§ STATED GOAL: Every line below is to be quoted exactly, with nothing added or dropped.

━━━

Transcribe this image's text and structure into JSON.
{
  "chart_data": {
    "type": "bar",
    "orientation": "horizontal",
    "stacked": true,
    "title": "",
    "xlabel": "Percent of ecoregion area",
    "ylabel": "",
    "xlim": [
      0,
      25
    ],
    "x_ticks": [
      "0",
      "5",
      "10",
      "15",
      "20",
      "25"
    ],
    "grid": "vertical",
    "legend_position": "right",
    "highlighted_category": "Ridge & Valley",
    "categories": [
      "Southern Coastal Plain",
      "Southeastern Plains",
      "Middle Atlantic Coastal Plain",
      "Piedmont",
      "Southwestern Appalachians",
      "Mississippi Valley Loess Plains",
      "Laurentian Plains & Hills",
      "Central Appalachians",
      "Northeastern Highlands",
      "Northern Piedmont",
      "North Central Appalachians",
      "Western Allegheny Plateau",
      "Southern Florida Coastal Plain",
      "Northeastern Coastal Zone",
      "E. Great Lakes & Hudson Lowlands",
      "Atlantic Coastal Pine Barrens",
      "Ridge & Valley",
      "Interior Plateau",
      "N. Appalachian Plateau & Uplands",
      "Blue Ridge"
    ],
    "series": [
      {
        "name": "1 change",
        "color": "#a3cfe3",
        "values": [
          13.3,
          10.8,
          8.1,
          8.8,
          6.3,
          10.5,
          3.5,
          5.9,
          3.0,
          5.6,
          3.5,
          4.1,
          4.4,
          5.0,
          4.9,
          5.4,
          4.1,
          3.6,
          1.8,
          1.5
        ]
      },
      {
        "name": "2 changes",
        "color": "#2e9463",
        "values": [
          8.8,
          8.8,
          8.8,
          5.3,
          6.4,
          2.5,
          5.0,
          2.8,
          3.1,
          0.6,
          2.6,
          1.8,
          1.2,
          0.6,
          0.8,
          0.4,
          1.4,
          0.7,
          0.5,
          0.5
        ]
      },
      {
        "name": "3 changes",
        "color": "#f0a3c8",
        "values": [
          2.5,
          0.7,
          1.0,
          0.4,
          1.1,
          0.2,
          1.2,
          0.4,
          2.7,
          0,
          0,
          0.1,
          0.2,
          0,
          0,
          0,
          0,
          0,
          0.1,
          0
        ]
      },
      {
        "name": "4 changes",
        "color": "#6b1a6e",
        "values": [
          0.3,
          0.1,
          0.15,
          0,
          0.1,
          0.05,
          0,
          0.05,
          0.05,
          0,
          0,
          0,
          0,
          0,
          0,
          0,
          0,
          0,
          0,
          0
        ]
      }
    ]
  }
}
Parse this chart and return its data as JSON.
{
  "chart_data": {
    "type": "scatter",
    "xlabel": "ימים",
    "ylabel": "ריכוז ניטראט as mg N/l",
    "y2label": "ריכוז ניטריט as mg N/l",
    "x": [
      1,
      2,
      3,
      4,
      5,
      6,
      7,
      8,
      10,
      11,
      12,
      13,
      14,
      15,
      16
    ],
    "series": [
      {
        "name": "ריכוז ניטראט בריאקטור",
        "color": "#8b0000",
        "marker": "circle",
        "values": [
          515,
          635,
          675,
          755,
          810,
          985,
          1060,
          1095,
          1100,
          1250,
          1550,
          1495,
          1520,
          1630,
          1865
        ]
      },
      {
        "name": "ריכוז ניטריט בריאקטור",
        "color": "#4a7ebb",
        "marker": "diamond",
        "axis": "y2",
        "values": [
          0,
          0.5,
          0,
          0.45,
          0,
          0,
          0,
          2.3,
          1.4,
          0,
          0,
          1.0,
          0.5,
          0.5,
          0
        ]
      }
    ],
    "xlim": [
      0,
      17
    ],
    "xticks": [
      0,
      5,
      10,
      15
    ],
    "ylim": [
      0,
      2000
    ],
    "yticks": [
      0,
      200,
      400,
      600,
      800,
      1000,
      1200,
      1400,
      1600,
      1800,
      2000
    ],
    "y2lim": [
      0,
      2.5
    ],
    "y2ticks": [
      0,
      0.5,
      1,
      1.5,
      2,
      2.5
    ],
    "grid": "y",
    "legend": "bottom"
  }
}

━━━

§ RESPONSE TO THIS EXERCISE:
Transcribe this image's text and structure into JSON.
{
  "chart_data": {
    "type": "bar",
    "orientation": "horizontal",
    "stacked": true,
    "title": "",
    "xlabel": "Percent of ecoregion area",
    "ylabel": "",
    "xlim": [
      0,
      25
    ],
    "x_ticks": [
      "0",
      "5",
      "10",
      "15",
      "20",
      "25"
    ],
    "grid": "vertical",
    "legend_position": "right",
    "highlighted_category": "Ridge & Valley",
    "categories": [
      "Southern Coastal Plain",
      "Southeastern Plains",
      "Middle Atlantic Coastal Plain",
      "Piedmont",
      "Southwestern Appalachians",
      "Mississippi Valley Loess Plains",
      "Laurentian Plains & Hills",
      "Central Appalachians",
      "Northeastern Highlands",
      "Northern Piedmont",
      "North Central Appalachians",
      "Western Allegheny Plateau",
      "Southern Florida Coastal Plain",
      "Northeastern Coastal Zone",
      "E. Great Lakes & Hudson Lowlands",
      "Atlantic Coastal Pine Barrens",
      "Ridge & Valley",
      "Interior Plateau",
      "N. Appalachian Plateau & Uplands",
      "Blue Ridge"
    ],
    "series": [
      {
        "name": "1 change",
        "color": "#a3cfe3",
        "values": [
          13.3,
          10.8,
          8.1,
          8.8,
          6.3,
          10.5,
          3.5,
          5.9,
          3.0,
          5.6,
          3.5,
          4.1,
          4.4,
          5.0,
          4.9,
          5.4,
          4.1,
          3.6,
          1.8,
          1.5
        ]
      },
      {
        "name": "2 changes",
        "color": "#2e9463",
        "values": [
          8.8,
          8.8,
          8.8,
          5.3,
          6.4,
          2.5,
          5.0,
          2.8,
          3.1,
          0.6,
          2.6,
          1.8,
          1.2,
          0.6,
          0.8,
          0.4,
          1.4,
          0.7,
          0.5,
          0.5
        ]
      },
      {
        "name": "3 changes",
        "color": "#f0a3c8",
        "values": [
          2.5,
          0.7,
          1.0,
          0.4,
          1.1,
          0.2,
          1.2,
          0.4,
          2.7,
          0,
          0,
          0.1,
          0.2,
          0,
          0,
          0,
          0,
          0,
          0.1,
          0
        ]
      },
      {
        "name": "4 changes",
        "color": "#6b1a6e",
        "values": [
          0.3,
          0.1,
          0.15,
          0,
          0.1,
          0.05,
          0,
          0.05,
          0.05,
          0,
          0,
          0,
          0,
          0,
          0,
          0,
          0,
          0,
          0,
          0
        ]
      }
    ]
  }
}
Parse this chart and return its data as JSON.
{
  "chart_data": {
    "type": "scatter",
    "xlabel": "ימים",
    "ylabel": "ריכוז ניטראט as mg N/l",
    "y2label": "ריכוז ניטריט as mg N/l",
    "x": [
      1,
      2,
      3,
      4,
      5,
      6,
      7,
      8,
      10,
      11,
      12,
      13,
      14,
      15,
      16
    ],
    "series": [
      {
        "name": "ריכוז ניטראט בריאקטור",
        "color": "#8b0000",
        "marker": "circle",
        "values": [
          515,
          635,
          675,
          755,
          810,
          985,
          1060,
          1095,
          1100,
          1250,
          1550,
          1495,
          1520,
          1630,
          1865
        ]
      },
      {
        "name": "ריכוז ניטריט בריאקטור",
        "color": "#4a7ebb",
        "marker": "diamond",
        "axis": "y2",
        "values": [
          0,
          0.5,
          0,
          0.45,
          0,
          0,
          0,
          2.3,
          1.4,
          0,
          0,
          1.0,
          0.5,
          0.5,
          0
        ]
      }
    ],
    "xlim": [
      0,
      17
    ],
    "xticks": [
      0,
      5,
      10,
      15
    ],
    "ylim": [
      0,
      2000
    ],
    "yticks": [
      0,
      200,
      400,
      600,
      800,
      1000,
      1200,
      1400,
      1600,
      1800,
      2000
    ],
    "y2lim": [
      0,
      2.5
    ],
    "y2ticks": [
      0,
      0.5,
      1,
      1.5,
      2,
      2.5
    ],
    "grid": "y",
    "legend": "bottom"
  }
}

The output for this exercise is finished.